▸ EXERCISE
Count the lines below that include the word "this" and write that number alone.

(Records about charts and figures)
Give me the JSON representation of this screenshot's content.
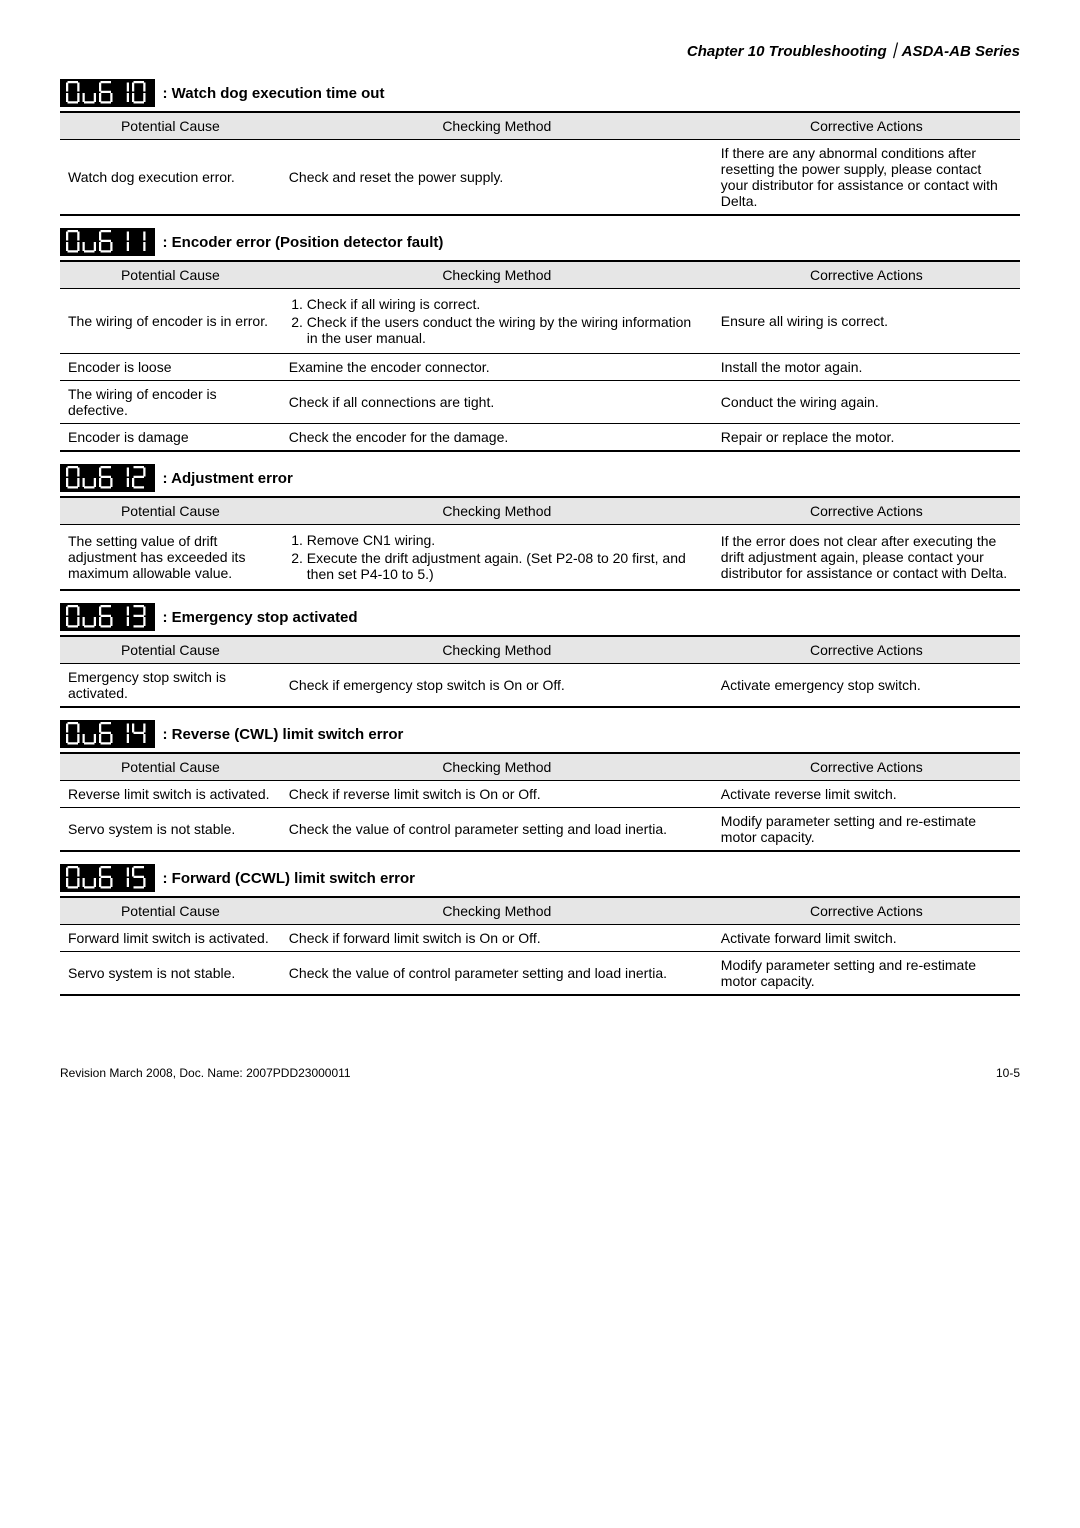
{
  "header": "Chapter 10 Troubleshooting｜ASDA-AB Series",
  "sections": [
    {
      "code": "ALE10",
      "title": ": Watch dog execution time out",
      "rows": [
        {
          "cause": "Watch dog execution error.",
          "method": "Check and reset the power supply.",
          "action": "If there are any abnormal conditions after resetting the power supply, please contact your distributor for assistance or contact with Delta."
        }
      ]
    },
    {
      "code": "ALE11",
      "title": ": Encoder error (Position detector fault)",
      "rows": [
        {
          "cause": "The wiring of encoder is in error.",
          "method_list": [
            "Check if all wiring is correct.",
            "Check if the users conduct the wiring by the wiring information in the user manual."
          ],
          "action": "Ensure all wiring is correct."
        },
        {
          "cause": "Encoder is loose",
          "method": "Examine the encoder connector.",
          "action": "Install the motor again."
        },
        {
          "cause": "The wiring of encoder is defective.",
          "method": "Check if all connections are tight.",
          "action": "Conduct the wiring again."
        },
        {
          "cause": "Encoder is damage",
          "method": "Check the encoder for the damage.",
          "action": "Repair or replace the motor."
        }
      ]
    },
    {
      "code": "ALE12",
      "title": ": Adjustment error",
      "rows": [
        {
          "cause": "The setting value of drift adjustment has exceeded its maximum allowable value.",
          "method_list": [
            "Remove CN1 wiring.",
            "Execute the drift adjustment again. (Set P2-08 to 20 first, and then set P4-10 to 5.)"
          ],
          "action": "If the error does not clear after executing the drift adjustment again, please contact your distributor for assistance or contact with Delta."
        }
      ]
    },
    {
      "code": "ALE13",
      "title": ": Emergency stop activated",
      "rows": [
        {
          "cause": "Emergency stop switch is activated.",
          "method": "Check if emergency stop switch is On or Off.",
          "action": "Activate emergency stop switch."
        }
      ]
    },
    {
      "code": "ALE14",
      "title": ": Reverse (CWL) limit switch error",
      "rows": [
        {
          "cause": "Reverse limit switch is activated.",
          "method": "Check if reverse limit switch is On or Off.",
          "action": "Activate reverse limit switch."
        },
        {
          "cause": "Servo system is not stable.",
          "method": "Check the value of control parameter setting and load inertia.",
          "action": "Modify parameter setting and re-estimate motor capacity."
        }
      ]
    },
    {
      "code": "ALE15",
      "title": ": Forward (CCWL) limit switch error",
      "rows": [
        {
          "cause": "Forward limit switch is activated.",
          "method": "Check if forward limit switch is On or Off.",
          "action": "Activate forward limit switch."
        },
        {
          "cause": "Servo system is not stable.",
          "method": "Check the value of control parameter setting and load inertia.",
          "action": "Modify parameter setting and re-estimate motor capacity."
        }
      ]
    }
  ],
  "table_headers": {
    "cause": "Potential Cause",
    "method": "Checking Method",
    "action": "Corrective Actions"
  },
  "footer_left": "Revision March 2008, Doc. Name: 2007PDD23000011",
  "footer_right": "10-5"
}
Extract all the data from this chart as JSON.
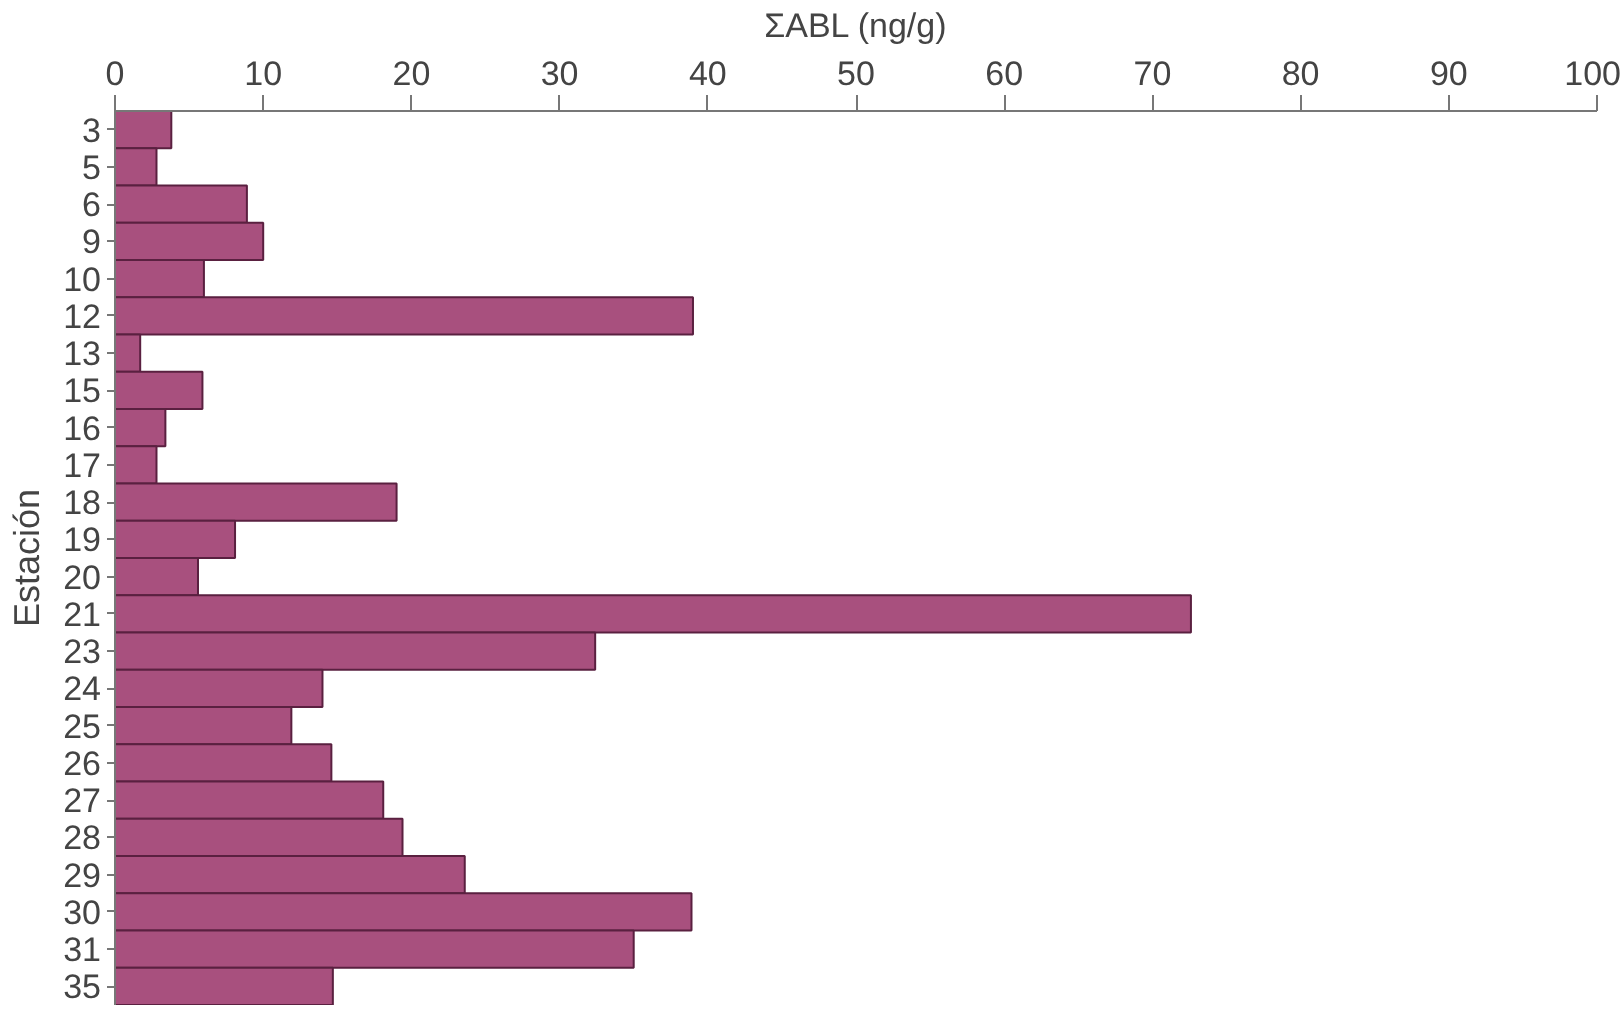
{
  "chart_data": {
    "type": "bar",
    "orientation": "horizontal",
    "xlabel": "ΣABL (ng/g)",
    "ylabel": "Estación",
    "categories": [
      "3",
      "5",
      "6",
      "9",
      "10",
      "12",
      "13",
      "15",
      "16",
      "17",
      "18",
      "19",
      "20",
      "21",
      "23",
      "24",
      "25",
      "26",
      "27",
      "28",
      "29",
      "30",
      "31",
      "35"
    ],
    "values": [
      3.8,
      2.8,
      8.9,
      10,
      6,
      39,
      1.7,
      5.9,
      3.4,
      2.8,
      19,
      8.1,
      5.6,
      72.6,
      32.4,
      14,
      11.9,
      14.6,
      18.1,
      19.4,
      23.6,
      38.9,
      35,
      14.7
    ],
    "color": "#a8507e",
    "xlim": [
      0,
      100
    ],
    "xticks": [
      0,
      10,
      20,
      30,
      40,
      50,
      60,
      70,
      80,
      90,
      100
    ],
    "grid": false
  }
}
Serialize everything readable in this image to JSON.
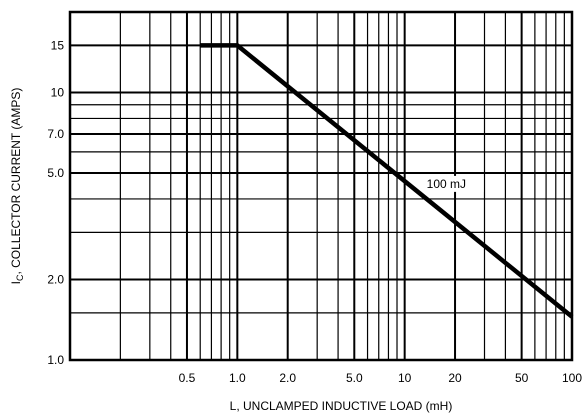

▸ CORRECT RESULT
3